### Direction
Look for "What does this" in the records below, then copy that line and every line after it, exactly and with nothing added.

### Provided entries
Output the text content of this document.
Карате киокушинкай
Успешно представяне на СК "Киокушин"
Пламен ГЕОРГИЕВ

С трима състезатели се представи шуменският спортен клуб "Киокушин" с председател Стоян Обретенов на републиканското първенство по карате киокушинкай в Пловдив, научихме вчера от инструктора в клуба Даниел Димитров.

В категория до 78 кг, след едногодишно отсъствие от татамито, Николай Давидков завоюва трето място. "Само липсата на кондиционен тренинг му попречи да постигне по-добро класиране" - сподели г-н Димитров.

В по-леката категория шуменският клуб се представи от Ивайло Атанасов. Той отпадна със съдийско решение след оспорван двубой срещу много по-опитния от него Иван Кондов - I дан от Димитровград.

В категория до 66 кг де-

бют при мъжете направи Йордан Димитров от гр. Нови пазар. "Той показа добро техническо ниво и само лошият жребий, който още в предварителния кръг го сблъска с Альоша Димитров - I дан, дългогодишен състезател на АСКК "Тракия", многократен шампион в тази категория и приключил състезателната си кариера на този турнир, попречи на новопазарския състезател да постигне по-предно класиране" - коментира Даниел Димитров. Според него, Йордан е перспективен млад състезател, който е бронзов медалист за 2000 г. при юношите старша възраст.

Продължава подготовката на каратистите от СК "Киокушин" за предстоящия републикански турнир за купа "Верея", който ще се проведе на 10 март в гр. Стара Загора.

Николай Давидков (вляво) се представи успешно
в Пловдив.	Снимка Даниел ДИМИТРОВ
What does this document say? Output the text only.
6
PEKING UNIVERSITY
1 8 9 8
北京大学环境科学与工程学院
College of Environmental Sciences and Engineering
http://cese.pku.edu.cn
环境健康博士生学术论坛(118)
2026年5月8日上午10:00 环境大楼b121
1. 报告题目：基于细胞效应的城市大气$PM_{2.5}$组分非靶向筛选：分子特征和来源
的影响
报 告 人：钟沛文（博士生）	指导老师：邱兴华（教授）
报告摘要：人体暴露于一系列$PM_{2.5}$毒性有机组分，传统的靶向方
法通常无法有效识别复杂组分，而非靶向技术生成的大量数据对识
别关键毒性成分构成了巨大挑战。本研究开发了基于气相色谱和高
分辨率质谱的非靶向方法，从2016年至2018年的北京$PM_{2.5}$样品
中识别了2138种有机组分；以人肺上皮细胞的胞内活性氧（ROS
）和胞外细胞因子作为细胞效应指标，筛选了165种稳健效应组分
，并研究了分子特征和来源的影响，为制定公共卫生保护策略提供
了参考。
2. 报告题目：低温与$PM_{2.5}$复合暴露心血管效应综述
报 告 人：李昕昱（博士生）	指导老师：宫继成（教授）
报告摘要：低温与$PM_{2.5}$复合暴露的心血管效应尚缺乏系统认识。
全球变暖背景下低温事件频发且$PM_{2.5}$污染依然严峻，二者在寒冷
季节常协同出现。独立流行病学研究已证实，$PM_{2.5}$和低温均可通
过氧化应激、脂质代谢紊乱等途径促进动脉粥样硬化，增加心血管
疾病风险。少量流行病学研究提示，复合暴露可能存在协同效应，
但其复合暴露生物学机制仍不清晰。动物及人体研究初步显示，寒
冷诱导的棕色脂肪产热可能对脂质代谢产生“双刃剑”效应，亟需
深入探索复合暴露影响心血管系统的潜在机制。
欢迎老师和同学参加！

### Solution to the exercise
What does this document say? Output the text only.
6
PEKING UNIVERSITY
1 8 9 8
北京大学环境科学与工程学院
College of Environmental Sciences and Engineering
http://cese.pku.edu.cn
环境健康博士生学术论坛(118)
2026年5月8日上午10:00 环境大楼b121
1. 报告题目：基于细胞效应的城市大气$PM_{2.5}$组分非靶向筛选：分子特征和来源
的影响
报 告 人：钟沛文（博士生）	指导老师：邱兴华（教授）
报告摘要：人体暴露于一系列$PM_{2.5}$毒性有机组分，传统的靶向方
法通常无法有效识别复杂组分，而非靶向技术生成的大量数据对识
别关键毒性成分构成了巨大挑战。本研究开发了基于气相色谱和高
分辨率质谱的非靶向方法，从2016年至2018年的北京$PM_{2.5}$样品
中识别了2138种有机组分；以人肺上皮细胞的胞内活性氧（ROS
）和胞外细胞因子作为细胞效应指标，筛选了165种稳健效应组分
，并研究了分子特征和来源的影响，为制定公共卫生保护策略提供
了参考。
2. 报告题目：低温与$PM_{2.5}$复合暴露心血管效应综述
报 告 人：李昕昱（博士生）	指导老师：宫继成（教授）
报告摘要：低温与$PM_{2.5}$复合暴露的心血管效应尚缺乏系统认识。
全球变暖背景下低温事件频发且$PM_{2.5}$污染依然严峻，二者在寒冷
季节常协同出现。独立流行病学研究已证实，$PM_{2.5}$和低温均可通
过氧化应激、脂质代谢紊乱等途径促进动脉粥样硬化，增加心血管
疾病风险。少量流行病学研究提示，复合暴露可能存在协同效应，
但其复合暴露生物学机制仍不清晰。动物及人体研究初步显示，寒
冷诱导的棕色脂肪产热可能对脂质代谢产生“双刃剑”效应，亟需
深入探索复合暴露影响心血管系统的潜在机制。
欢迎老师和同学参加！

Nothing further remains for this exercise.